[Dataset items]
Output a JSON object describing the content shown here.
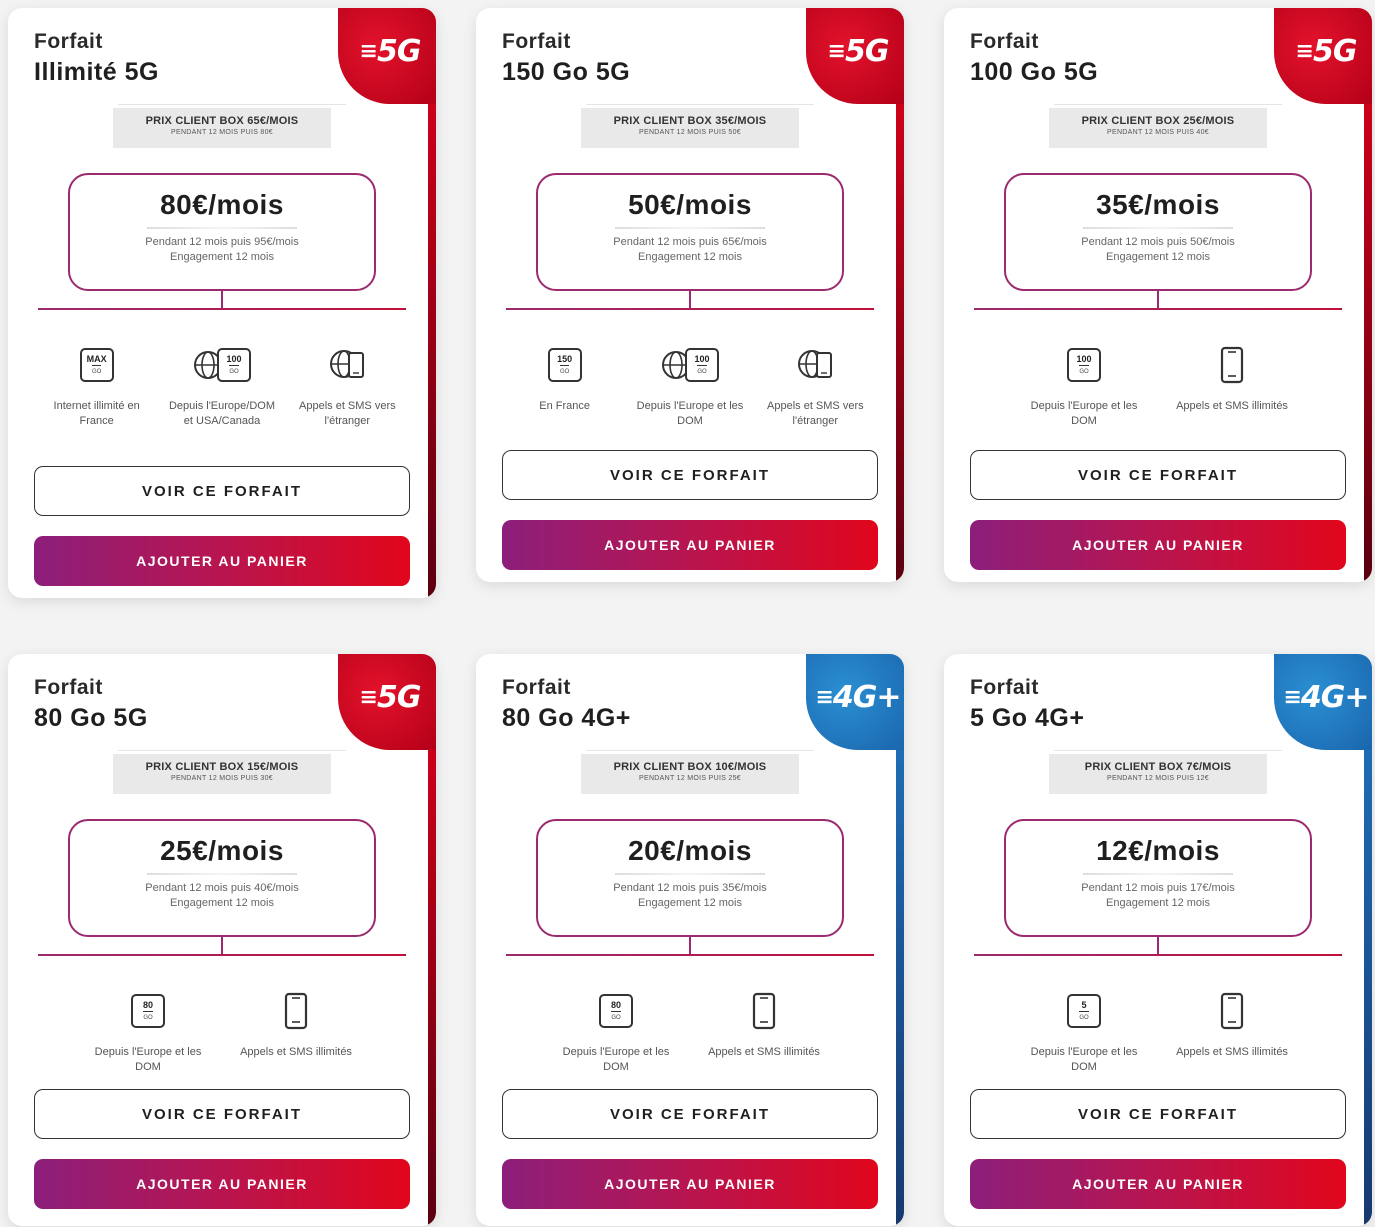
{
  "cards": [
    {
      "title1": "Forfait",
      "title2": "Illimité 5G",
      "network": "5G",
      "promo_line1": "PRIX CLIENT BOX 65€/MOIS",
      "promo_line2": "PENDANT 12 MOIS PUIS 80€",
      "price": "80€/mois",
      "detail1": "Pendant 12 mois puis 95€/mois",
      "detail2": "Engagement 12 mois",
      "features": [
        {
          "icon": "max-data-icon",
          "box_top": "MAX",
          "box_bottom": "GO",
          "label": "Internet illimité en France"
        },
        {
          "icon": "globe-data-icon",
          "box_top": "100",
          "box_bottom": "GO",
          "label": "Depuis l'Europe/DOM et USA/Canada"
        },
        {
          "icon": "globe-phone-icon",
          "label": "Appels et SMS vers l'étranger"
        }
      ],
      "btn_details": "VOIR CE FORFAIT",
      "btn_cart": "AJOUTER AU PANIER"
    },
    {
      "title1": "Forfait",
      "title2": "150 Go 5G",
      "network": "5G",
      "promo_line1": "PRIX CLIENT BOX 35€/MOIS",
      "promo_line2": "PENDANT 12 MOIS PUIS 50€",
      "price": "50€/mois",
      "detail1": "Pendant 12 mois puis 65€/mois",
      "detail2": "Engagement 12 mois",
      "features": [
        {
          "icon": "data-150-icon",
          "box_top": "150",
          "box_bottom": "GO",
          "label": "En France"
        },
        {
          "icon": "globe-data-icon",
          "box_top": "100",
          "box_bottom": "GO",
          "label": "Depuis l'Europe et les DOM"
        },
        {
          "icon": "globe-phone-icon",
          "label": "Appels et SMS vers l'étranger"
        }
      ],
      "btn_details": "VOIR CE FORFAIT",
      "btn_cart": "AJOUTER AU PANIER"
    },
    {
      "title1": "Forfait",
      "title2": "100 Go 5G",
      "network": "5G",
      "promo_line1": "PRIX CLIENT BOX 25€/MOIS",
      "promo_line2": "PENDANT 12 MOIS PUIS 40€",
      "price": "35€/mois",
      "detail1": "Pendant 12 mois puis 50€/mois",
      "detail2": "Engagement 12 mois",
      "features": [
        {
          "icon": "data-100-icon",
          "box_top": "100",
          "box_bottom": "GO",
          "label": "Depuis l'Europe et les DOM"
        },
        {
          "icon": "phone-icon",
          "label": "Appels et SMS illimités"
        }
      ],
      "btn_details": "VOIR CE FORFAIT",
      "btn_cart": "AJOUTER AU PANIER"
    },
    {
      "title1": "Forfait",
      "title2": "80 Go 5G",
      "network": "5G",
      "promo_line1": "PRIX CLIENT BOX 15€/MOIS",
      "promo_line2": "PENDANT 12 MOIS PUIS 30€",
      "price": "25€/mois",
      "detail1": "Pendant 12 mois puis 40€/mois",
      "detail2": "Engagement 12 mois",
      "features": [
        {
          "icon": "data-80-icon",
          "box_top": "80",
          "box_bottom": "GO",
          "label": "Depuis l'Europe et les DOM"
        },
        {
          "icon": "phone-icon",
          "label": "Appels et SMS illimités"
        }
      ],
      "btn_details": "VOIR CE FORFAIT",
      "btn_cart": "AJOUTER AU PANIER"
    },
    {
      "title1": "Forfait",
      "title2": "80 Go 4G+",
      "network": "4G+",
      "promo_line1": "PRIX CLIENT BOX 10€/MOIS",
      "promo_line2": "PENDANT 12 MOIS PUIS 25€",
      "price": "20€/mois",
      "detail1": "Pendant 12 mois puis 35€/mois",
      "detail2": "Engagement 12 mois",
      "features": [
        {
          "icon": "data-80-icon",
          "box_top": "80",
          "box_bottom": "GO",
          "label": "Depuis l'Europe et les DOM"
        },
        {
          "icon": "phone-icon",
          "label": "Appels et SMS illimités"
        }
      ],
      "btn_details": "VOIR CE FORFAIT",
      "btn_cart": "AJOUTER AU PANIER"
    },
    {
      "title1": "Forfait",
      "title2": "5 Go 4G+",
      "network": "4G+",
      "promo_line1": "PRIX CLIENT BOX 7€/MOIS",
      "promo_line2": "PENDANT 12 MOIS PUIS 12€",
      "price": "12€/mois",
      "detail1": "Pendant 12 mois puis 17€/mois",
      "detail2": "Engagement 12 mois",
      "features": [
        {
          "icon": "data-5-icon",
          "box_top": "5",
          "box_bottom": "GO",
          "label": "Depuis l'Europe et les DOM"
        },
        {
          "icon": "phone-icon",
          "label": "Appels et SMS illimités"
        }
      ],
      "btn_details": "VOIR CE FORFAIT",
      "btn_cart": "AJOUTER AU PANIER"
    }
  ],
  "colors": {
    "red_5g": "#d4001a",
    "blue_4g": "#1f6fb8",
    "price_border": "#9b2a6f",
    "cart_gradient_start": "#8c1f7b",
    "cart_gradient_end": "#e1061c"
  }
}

● Requirement
Take the listing above and print it exactly, apart from the pictures.

● Solution to this exercise
Output a JSON object describing the content shown here.
{
  "cards": [
    {
      "title1": "Forfait",
      "title2": "Illimité 5G",
      "network": "5G",
      "promo_line1": "PRIX CLIENT BOX 65€/MOIS",
      "promo_line2": "PENDANT 12 MOIS PUIS 80€",
      "price": "80€/mois",
      "detail1": "Pendant 12 mois puis 95€/mois",
      "detail2": "Engagement 12 mois",
      "features": [
        {
          "icon": "max-data-icon",
          "box_top": "MAX",
          "box_bottom": "GO",
          "label": "Internet illimité en France"
        },
        {
          "icon": "globe-data-icon",
          "box_top": "100",
          "box_bottom": "GO",
          "label": "Depuis l'Europe/DOM et USA/Canada"
        },
        {
          "icon": "globe-phone-icon",
          "label": "Appels et SMS vers l'étranger"
        }
      ],
      "btn_details": "VOIR CE FORFAIT",
      "btn_cart": "AJOUTER AU PANIER"
    },
    {
      "title1": "Forfait",
      "title2": "150 Go 5G",
      "network": "5G",
      "promo_line1": "PRIX CLIENT BOX 35€/MOIS",
      "promo_line2": "PENDANT 12 MOIS PUIS 50€",
      "price": "50€/mois",
      "detail1": "Pendant 12 mois puis 65€/mois",
      "detail2": "Engagement 12 mois",
      "features": [
        {
          "icon": "data-150-icon",
          "box_top": "150",
          "box_bottom": "GO",
          "label": "En France"
        },
        {
          "icon": "globe-data-icon",
          "box_top": "100",
          "box_bottom": "GO",
          "label": "Depuis l'Europe et les DOM"
        },
        {
          "icon": "globe-phone-icon",
          "label": "Appels et SMS vers l'étranger"
        }
      ],
      "btn_details": "VOIR CE FORFAIT",
      "btn_cart": "AJOUTER AU PANIER"
    },
    {
      "title1": "Forfait",
      "title2": "100 Go 5G",
      "network": "5G",
      "promo_line1": "PRIX CLIENT BOX 25€/MOIS",
      "promo_line2": "PENDANT 12 MOIS PUIS 40€",
      "price": "35€/mois",
      "detail1": "Pendant 12 mois puis 50€/mois",
      "detail2": "Engagement 12 mois",
      "features": [
        {
          "icon": "data-100-icon",
          "box_top": "100",
          "box_bottom": "GO",
          "label": "Depuis l'Europe et les DOM"
        },
        {
          "icon": "phone-icon",
          "label": "Appels et SMS illimités"
        }
      ],
      "btn_details": "VOIR CE FORFAIT",
      "btn_cart": "AJOUTER AU PANIER"
    },
    {
      "title1": "Forfait",
      "title2": "80 Go 5G",
      "network": "5G",
      "promo_line1": "PRIX CLIENT BOX 15€/MOIS",
      "promo_line2": "PENDANT 12 MOIS PUIS 30€",
      "price": "25€/mois",
      "detail1": "Pendant 12 mois puis 40€/mois",
      "detail2": "Engagement 12 mois",
      "features": [
        {
          "icon": "data-80-icon",
          "box_top": "80",
          "box_bottom": "GO",
          "label": "Depuis l'Europe et les DOM"
        },
        {
          "icon": "phone-icon",
          "label": "Appels et SMS illimités"
        }
      ],
      "btn_details": "VOIR CE FORFAIT",
      "btn_cart": "AJOUTER AU PANIER"
    },
    {
      "title1": "Forfait",
      "title2": "80 Go 4G+",
      "network": "4G+",
      "promo_line1": "PRIX CLIENT BOX 10€/MOIS",
      "promo_line2": "PENDANT 12 MOIS PUIS 25€",
      "price": "20€/mois",
      "detail1": "Pendant 12 mois puis 35€/mois",
      "detail2": "Engagement 12 mois",
      "features": [
        {
          "icon": "data-80-icon",
          "box_top": "80",
          "box_bottom": "GO",
          "label": "Depuis l'Europe et les DOM"
        },
        {
          "icon": "phone-icon",
          "label": "Appels et SMS illimités"
        }
      ],
      "btn_details": "VOIR CE FORFAIT",
      "btn_cart": "AJOUTER AU PANIER"
    },
    {
      "title1": "Forfait",
      "title2": "5 Go 4G+",
      "network": "4G+",
      "promo_line1": "PRIX CLIENT BOX 7€/MOIS",
      "promo_line2": "PENDANT 12 MOIS PUIS 12€",
      "price": "12€/mois",
      "detail1": "Pendant 12 mois puis 17€/mois",
      "detail2": "Engagement 12 mois",
      "features": [
        {
          "icon": "data-5-icon",
          "box_top": "5",
          "box_bottom": "GO",
          "label": "Depuis l'Europe et les DOM"
        },
        {
          "icon": "phone-icon",
          "label": "Appels et SMS illimités"
        }
      ],
      "btn_details": "VOIR CE FORFAIT",
      "btn_cart": "AJOUTER AU PANIER"
    }
  ],
  "colors": {
    "red_5g": "#d4001a",
    "blue_4g": "#1f6fb8",
    "price_border": "#9b2a6f",
    "cart_gradient_start": "#8c1f7b",
    "cart_gradient_end": "#e1061c"
  }
}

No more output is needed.